**REQUEST:**
Your task is to copy each line that has the word "title".

***** SUPPLIED RECORDS *****

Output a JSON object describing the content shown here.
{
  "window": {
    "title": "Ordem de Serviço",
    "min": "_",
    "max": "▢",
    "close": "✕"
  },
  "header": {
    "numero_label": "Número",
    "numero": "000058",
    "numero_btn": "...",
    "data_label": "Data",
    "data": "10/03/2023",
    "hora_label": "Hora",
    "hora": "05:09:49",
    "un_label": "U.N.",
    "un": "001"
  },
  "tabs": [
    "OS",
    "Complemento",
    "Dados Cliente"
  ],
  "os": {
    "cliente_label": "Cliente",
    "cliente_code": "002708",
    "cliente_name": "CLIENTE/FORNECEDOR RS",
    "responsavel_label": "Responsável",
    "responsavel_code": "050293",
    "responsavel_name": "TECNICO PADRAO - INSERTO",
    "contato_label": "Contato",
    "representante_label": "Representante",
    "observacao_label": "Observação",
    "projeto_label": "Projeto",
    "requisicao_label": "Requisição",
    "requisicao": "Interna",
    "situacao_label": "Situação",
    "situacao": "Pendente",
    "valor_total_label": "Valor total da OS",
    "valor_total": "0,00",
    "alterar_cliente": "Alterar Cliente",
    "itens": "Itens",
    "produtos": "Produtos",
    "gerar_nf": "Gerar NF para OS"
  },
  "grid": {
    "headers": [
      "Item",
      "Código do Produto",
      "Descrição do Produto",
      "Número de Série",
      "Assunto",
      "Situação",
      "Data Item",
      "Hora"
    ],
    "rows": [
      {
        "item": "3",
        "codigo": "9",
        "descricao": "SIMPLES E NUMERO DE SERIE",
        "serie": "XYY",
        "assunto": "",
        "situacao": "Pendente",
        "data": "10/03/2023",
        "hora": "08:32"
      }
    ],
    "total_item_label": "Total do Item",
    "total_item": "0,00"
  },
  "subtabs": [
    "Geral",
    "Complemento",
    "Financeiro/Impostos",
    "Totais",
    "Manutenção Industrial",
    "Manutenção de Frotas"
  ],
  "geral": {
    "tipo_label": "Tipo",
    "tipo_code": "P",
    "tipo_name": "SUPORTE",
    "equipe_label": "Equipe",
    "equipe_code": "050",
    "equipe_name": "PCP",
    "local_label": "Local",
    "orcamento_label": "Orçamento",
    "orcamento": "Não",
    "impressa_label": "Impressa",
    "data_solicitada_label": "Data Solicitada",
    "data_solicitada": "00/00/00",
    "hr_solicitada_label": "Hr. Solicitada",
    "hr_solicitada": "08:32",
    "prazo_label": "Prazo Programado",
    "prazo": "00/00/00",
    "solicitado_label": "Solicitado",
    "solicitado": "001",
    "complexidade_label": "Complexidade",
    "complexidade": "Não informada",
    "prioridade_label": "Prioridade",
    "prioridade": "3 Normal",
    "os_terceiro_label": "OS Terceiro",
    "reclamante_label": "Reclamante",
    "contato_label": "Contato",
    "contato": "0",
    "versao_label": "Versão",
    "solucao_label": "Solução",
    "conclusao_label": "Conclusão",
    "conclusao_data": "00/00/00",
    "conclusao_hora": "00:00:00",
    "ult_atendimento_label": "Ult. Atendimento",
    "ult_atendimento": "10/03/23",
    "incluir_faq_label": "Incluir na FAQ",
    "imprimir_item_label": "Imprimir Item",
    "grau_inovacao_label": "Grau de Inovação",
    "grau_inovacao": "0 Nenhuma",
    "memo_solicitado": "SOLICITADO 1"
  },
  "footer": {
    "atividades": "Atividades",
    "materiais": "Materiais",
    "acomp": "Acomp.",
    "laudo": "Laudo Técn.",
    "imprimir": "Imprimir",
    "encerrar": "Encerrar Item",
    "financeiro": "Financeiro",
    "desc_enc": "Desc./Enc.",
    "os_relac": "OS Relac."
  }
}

*****
***** SUPPLIED RECORDS *****

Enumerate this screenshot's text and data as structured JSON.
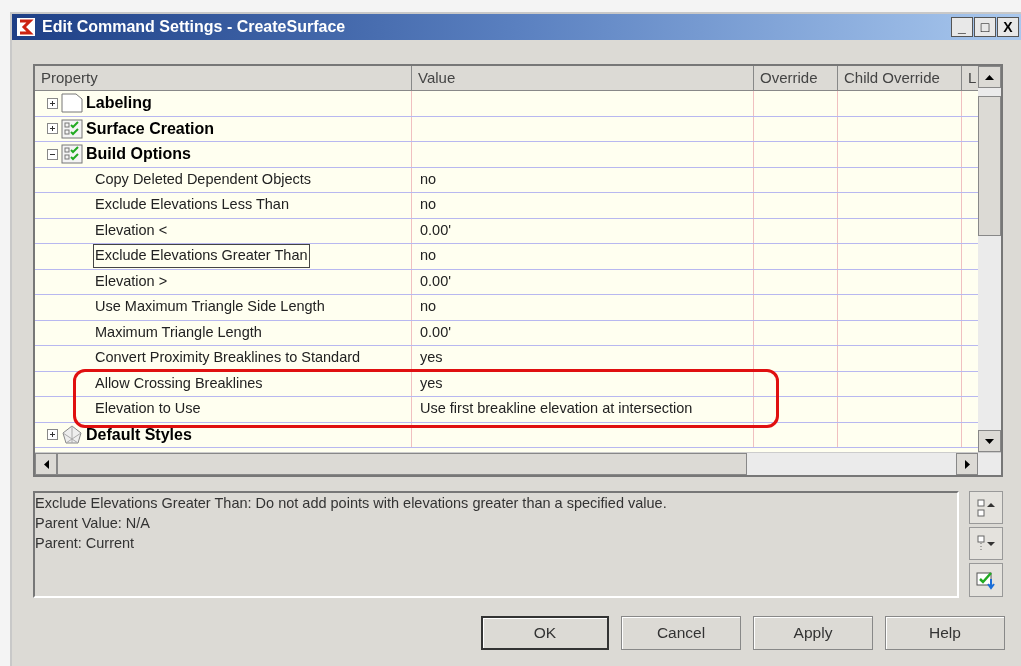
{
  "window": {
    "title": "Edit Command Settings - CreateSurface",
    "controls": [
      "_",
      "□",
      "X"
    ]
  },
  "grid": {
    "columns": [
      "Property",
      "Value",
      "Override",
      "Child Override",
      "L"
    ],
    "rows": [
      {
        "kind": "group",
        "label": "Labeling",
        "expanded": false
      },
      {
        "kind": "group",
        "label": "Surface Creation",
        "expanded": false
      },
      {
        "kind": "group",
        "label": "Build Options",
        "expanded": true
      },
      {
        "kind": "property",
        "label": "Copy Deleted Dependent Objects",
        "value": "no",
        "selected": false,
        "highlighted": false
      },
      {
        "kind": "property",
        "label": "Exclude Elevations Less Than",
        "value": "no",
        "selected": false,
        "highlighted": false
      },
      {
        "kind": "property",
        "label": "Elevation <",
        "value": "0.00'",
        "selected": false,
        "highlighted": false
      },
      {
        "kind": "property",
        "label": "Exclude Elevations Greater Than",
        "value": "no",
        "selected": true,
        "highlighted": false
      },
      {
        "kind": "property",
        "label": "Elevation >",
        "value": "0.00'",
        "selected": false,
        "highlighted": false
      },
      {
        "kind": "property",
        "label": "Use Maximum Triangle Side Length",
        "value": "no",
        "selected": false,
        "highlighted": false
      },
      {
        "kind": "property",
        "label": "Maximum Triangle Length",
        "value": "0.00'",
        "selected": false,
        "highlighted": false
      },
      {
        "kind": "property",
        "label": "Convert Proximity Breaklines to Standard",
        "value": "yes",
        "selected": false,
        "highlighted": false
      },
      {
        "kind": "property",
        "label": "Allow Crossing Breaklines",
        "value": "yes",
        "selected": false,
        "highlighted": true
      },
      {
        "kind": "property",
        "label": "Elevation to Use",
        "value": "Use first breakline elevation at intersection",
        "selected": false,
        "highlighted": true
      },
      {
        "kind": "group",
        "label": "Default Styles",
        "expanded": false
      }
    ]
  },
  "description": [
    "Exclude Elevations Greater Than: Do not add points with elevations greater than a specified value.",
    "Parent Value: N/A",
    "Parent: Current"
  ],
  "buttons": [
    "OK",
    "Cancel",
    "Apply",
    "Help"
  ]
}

*****

**SOLUTION TO THE PROBLEM:**
    "title": "Ordem de Serviço",
    "title": "Edit Command Settings - CreateSurface",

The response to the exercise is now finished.